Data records
◇ ◇ ◇ ◇

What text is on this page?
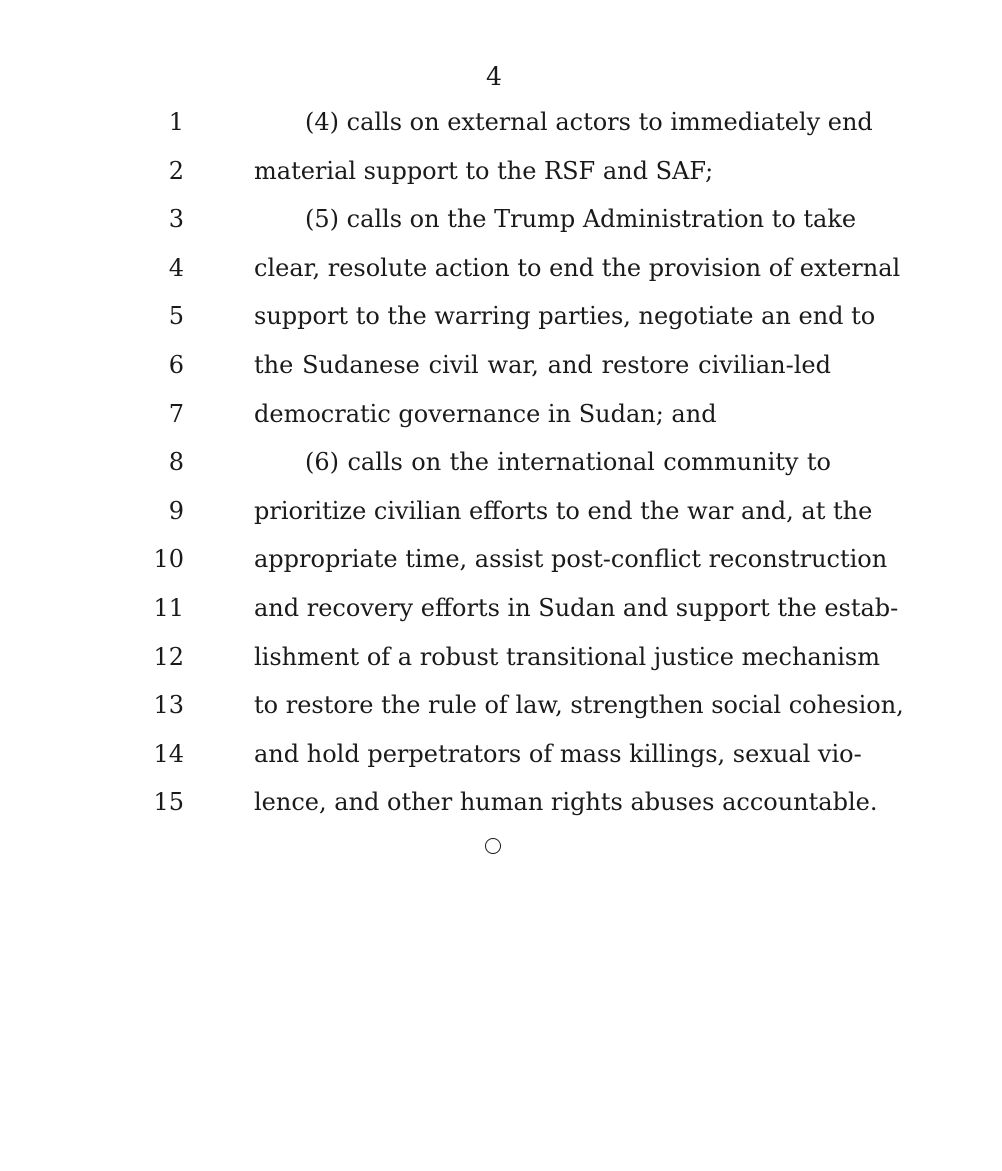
4
1	(4) calls on external actors to immediately end
2	material support to the RSF and SAF;
3	(5) calls on the Trump Administration to take
4	clear, resolute action to end the provision of external
5	support to the warring parties, negotiate an end to
6	the Sudanese civil war, and restore civilian-led
7	democratic governance in Sudan; and
8	(6) calls on the international community to
9	prioritize civilian efforts to end the war and, at the
10	appropriate time, assist post-conflict reconstruction
11	and recovery efforts in Sudan and support the estab-
12	lishment of a robust transitional justice mechanism
13	to restore the rule of law, strengthen social cohesion,
14	and hold perpetrators of mass killings, sexual vio-
15	lence, and other human rights abuses accountable.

◇ ◇ ◇ ◇

* **Task statement**
Strip the images and reproduce the remaining records precisely.

* **Finished task**
What text is on this page?
4
1	(4) calls on external actors to immediately end
2	material support to the RSF and SAF;
3	(5) calls on the Trump Administration to take
4	clear, resolute action to end the provision of external
5	support to the warring parties, negotiate an end to
6	the Sudanese civil war, and restore civilian-led
7	democratic governance in Sudan; and
8	(6) calls on the international community to
9	prioritize civilian efforts to end the war and, at the
10	appropriate time, assist post-conflict reconstruction
11	and recovery efforts in Sudan and support the estab-
12	lishment of a robust transitional justice mechanism
13	to restore the rule of law, strengthen social cohesion,
14	and hold perpetrators of mass killings, sexual vio-
15	lence, and other human rights abuses accountable.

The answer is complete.